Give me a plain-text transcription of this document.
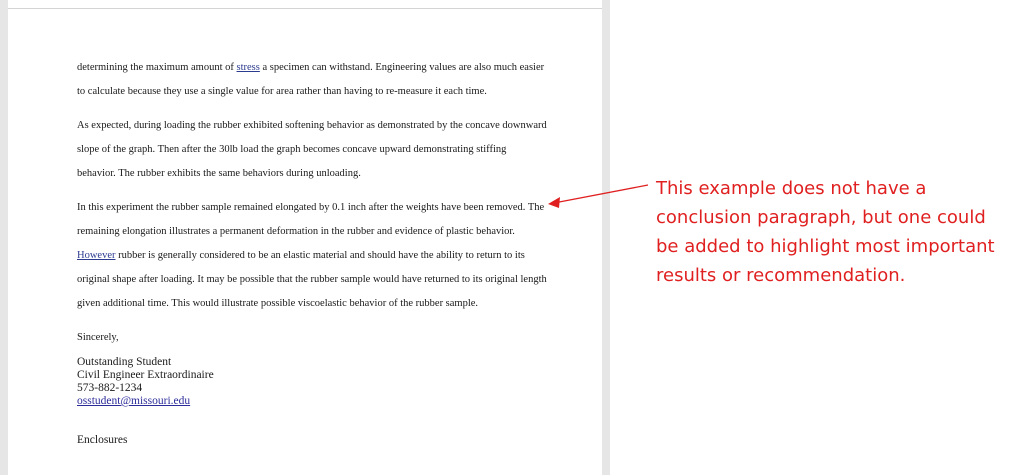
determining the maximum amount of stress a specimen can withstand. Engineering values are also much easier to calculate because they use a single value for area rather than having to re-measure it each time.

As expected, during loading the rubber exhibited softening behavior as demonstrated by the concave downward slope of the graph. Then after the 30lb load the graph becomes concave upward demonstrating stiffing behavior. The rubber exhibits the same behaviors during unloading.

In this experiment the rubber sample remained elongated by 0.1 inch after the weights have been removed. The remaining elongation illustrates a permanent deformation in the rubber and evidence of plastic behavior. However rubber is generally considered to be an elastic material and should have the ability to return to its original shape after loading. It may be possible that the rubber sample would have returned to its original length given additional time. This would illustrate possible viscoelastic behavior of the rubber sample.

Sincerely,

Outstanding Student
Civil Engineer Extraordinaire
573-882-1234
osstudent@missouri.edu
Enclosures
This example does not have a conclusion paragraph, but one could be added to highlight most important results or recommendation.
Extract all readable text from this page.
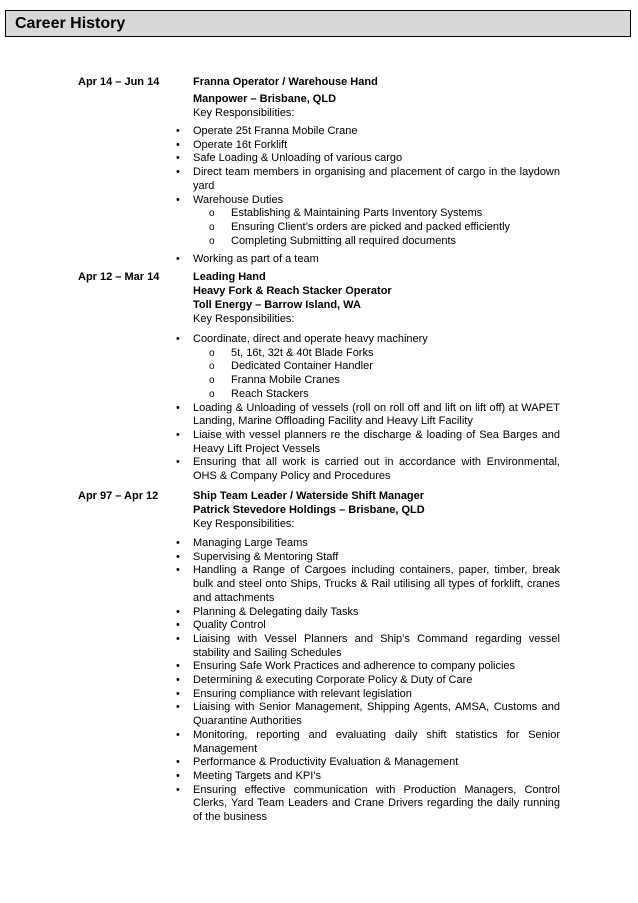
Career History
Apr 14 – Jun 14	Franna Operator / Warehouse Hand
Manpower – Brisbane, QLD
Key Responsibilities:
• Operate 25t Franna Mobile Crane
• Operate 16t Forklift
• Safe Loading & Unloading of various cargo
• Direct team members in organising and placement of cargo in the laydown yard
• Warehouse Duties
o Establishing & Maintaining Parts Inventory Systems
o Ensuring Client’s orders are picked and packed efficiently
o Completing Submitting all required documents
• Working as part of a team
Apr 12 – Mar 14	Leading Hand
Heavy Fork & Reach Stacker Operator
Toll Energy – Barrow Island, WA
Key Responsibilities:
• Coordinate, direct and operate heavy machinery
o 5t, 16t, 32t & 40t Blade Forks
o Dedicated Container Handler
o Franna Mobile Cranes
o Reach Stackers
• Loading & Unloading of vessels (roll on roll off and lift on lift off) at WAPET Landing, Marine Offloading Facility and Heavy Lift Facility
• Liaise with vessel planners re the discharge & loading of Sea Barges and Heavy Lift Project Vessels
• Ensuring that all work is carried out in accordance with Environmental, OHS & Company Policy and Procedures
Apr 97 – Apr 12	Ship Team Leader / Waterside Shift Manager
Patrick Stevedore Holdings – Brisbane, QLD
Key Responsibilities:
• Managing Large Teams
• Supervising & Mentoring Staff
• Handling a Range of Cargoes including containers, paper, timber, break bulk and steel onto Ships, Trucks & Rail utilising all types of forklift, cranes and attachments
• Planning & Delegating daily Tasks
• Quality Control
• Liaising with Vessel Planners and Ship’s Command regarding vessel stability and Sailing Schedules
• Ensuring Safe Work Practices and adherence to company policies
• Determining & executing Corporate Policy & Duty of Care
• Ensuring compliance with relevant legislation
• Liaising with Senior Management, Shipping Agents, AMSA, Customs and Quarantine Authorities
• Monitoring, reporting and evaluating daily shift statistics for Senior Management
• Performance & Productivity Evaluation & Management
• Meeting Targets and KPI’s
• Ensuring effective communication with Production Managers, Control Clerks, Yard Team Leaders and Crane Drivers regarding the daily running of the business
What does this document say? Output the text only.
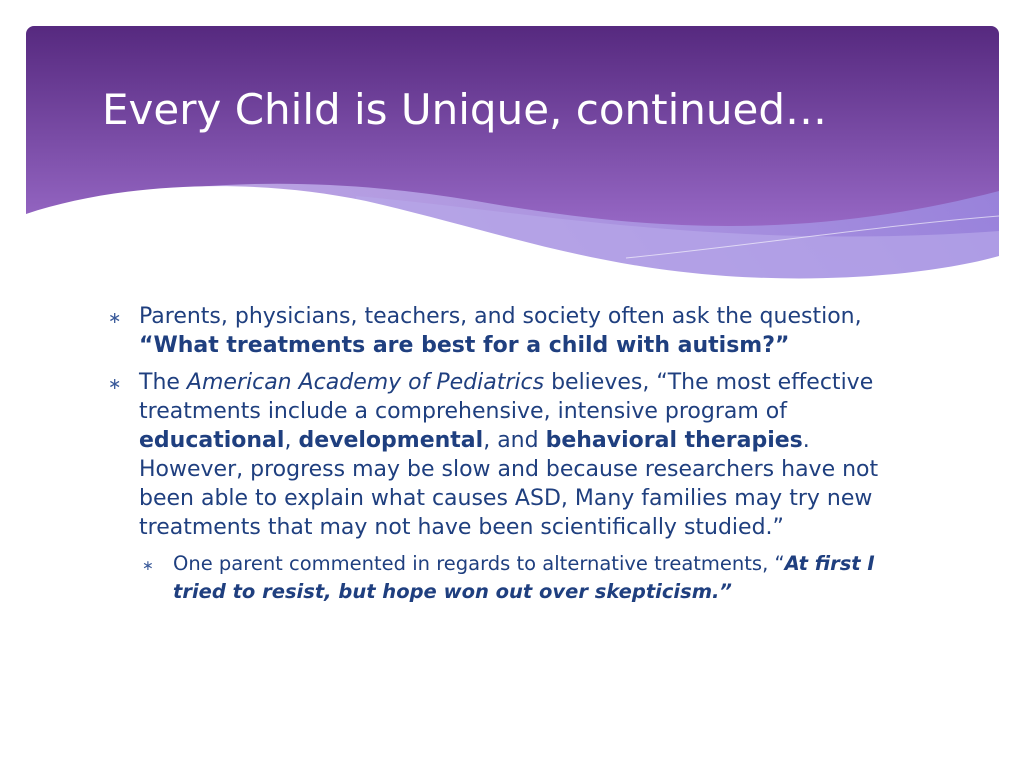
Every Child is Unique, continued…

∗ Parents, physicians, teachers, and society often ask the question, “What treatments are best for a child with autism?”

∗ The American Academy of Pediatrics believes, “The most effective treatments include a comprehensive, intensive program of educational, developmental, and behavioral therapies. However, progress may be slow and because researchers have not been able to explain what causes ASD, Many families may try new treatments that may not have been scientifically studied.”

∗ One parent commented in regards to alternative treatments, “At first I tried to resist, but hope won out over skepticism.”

◆ **GIVEN EXERCISE**
Take the lines from the one containing "What does this" through the final line of the listing above and print them exactly, including both ends but no pictures.

◆ **RESULT BELOW**
What does this document say? Output the text only.
Every Child is Unique, continued…

∗ Parents, physicians, teachers, and society often ask the question, “What treatments are best for a child with autism?”

∗ The American Academy of Pediatrics believes, “The most effective treatments include a comprehensive, intensive program of educational, developmental, and behavioral therapies. However, progress may be slow and because researchers have not been able to explain what causes ASD, Many families may try new treatments that may not have been scientifically studied.”

∗ One parent commented in regards to alternative treatments, “At first I tried to resist, but hope won out over skepticism.”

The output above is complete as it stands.